ITEMS

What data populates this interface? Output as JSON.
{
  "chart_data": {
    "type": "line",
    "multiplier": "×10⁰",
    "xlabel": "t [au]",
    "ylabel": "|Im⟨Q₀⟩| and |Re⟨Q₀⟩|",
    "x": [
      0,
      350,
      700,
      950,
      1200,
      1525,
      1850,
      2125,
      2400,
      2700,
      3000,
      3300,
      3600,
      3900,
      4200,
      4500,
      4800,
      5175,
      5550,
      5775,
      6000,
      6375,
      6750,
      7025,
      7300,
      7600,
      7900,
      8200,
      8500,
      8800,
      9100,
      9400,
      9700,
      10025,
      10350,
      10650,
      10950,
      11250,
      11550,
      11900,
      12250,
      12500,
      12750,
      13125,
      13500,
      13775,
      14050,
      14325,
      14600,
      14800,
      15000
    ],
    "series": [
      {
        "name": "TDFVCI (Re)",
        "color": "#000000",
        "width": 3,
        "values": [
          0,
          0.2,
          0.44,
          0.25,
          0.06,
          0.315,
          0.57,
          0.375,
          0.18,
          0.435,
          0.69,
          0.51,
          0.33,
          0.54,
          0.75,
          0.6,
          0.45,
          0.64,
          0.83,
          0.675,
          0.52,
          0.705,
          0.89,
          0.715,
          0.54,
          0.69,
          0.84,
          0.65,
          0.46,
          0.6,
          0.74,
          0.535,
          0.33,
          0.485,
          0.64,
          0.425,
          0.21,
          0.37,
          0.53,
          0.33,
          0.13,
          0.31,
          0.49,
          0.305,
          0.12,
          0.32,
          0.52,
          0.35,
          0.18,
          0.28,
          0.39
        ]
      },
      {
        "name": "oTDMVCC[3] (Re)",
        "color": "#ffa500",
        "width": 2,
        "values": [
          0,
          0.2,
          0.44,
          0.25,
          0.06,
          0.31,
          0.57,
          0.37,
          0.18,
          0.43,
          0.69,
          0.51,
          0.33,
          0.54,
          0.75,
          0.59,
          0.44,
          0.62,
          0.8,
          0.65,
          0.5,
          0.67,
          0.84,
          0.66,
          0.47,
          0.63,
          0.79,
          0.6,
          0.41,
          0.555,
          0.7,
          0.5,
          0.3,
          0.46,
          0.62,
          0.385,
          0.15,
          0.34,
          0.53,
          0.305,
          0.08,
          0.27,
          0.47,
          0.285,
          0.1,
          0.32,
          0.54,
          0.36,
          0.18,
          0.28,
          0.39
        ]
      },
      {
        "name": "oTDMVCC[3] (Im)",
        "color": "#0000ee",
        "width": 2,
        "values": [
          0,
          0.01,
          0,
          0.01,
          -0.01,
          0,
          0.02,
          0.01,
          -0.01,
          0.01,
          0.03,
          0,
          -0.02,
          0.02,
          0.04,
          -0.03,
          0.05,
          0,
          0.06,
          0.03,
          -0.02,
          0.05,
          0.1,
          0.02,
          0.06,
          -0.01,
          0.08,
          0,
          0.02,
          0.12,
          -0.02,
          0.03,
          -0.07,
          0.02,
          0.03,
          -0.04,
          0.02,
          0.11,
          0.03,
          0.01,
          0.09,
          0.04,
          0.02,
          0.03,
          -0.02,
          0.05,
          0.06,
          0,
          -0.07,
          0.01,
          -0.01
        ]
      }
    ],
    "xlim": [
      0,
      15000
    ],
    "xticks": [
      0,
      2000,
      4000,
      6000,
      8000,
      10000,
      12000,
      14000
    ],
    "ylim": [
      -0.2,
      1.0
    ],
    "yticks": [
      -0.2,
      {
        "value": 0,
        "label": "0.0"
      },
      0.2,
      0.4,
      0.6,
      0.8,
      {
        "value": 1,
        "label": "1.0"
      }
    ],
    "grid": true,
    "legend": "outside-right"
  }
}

TO BE DONE
Repeat each of the entries above precisely as given.

RESPONSE
What data populates this interface? Output as JSON.
{
  "chart_data": {
    "type": "line",
    "multiplier": "×10⁰",
    "xlabel": "t [au]",
    "ylabel": "|Im⟨Q₀⟩| and |Re⟨Q₀⟩|",
    "x": [
      0,
      350,
      700,
      950,
      1200,
      1525,
      1850,
      2125,
      2400,
      2700,
      3000,
      3300,
      3600,
      3900,
      4200,
      4500,
      4800,
      5175,
      5550,
      5775,
      6000,
      6375,
      6750,
      7025,
      7300,
      7600,
      7900,
      8200,
      8500,
      8800,
      9100,
      9400,
      9700,
      10025,
      10350,
      10650,
      10950,
      11250,
      11550,
      11900,
      12250,
      12500,
      12750,
      13125,
      13500,
      13775,
      14050,
      14325,
      14600,
      14800,
      15000
    ],
    "series": [
      {
        "name": "TDFVCI (Re)",
        "color": "#000000",
        "width": 3,
        "values": [
          0,
          0.2,
          0.44,
          0.25,
          0.06,
          0.315,
          0.57,
          0.375,
          0.18,
          0.435,
          0.69,
          0.51,
          0.33,
          0.54,
          0.75,
          0.6,
          0.45,
          0.64,
          0.83,
          0.675,
          0.52,
          0.705,
          0.89,
          0.715,
          0.54,
          0.69,
          0.84,
          0.65,
          0.46,
          0.6,
          0.74,
          0.535,
          0.33,
          0.485,
          0.64,
          0.425,
          0.21,
          0.37,
          0.53,
          0.33,
          0.13,
          0.31,
          0.49,
          0.305,
          0.12,
          0.32,
          0.52,
          0.35,
          0.18,
          0.28,
          0.39
        ]
      },
      {
        "name": "oTDMVCC[3] (Re)",
        "color": "#ffa500",
        "width": 2,
        "values": [
          0,
          0.2,
          0.44,
          0.25,
          0.06,
          0.31,
          0.57,
          0.37,
          0.18,
          0.43,
          0.69,
          0.51,
          0.33,
          0.54,
          0.75,
          0.59,
          0.44,
          0.62,
          0.8,
          0.65,
          0.5,
          0.67,
          0.84,
          0.66,
          0.47,
          0.63,
          0.79,
          0.6,
          0.41,
          0.555,
          0.7,
          0.5,
          0.3,
          0.46,
          0.62,
          0.385,
          0.15,
          0.34,
          0.53,
          0.305,
          0.08,
          0.27,
          0.47,
          0.285,
          0.1,
          0.32,
          0.54,
          0.36,
          0.18,
          0.28,
          0.39
        ]
      },
      {
        "name": "oTDMVCC[3] (Im)",
        "color": "#0000ee",
        "width": 2,
        "values": [
          0,
          0.01,
          0,
          0.01,
          -0.01,
          0,
          0.02,
          0.01,
          -0.01,
          0.01,
          0.03,
          0,
          -0.02,
          0.02,
          0.04,
          -0.03,
          0.05,
          0,
          0.06,
          0.03,
          -0.02,
          0.05,
          0.1,
          0.02,
          0.06,
          -0.01,
          0.08,
          0,
          0.02,
          0.12,
          -0.02,
          0.03,
          -0.07,
          0.02,
          0.03,
          -0.04,
          0.02,
          0.11,
          0.03,
          0.01,
          0.09,
          0.04,
          0.02,
          0.03,
          -0.02,
          0.05,
          0.06,
          0,
          -0.07,
          0.01,
          -0.01
        ]
      }
    ],
    "xlim": [
      0,
      15000
    ],
    "xticks": [
      0,
      2000,
      4000,
      6000,
      8000,
      10000,
      12000,
      14000
    ],
    "ylim": [
      -0.2,
      1.0
    ],
    "yticks": [
      -0.2,
      {
        "value": 0,
        "label": "0.0"
      },
      0.2,
      0.4,
      0.6,
      0.8,
      {
        "value": 1,
        "label": "1.0"
      }
    ],
    "grid": true,
    "legend": "outside-right"
  }
}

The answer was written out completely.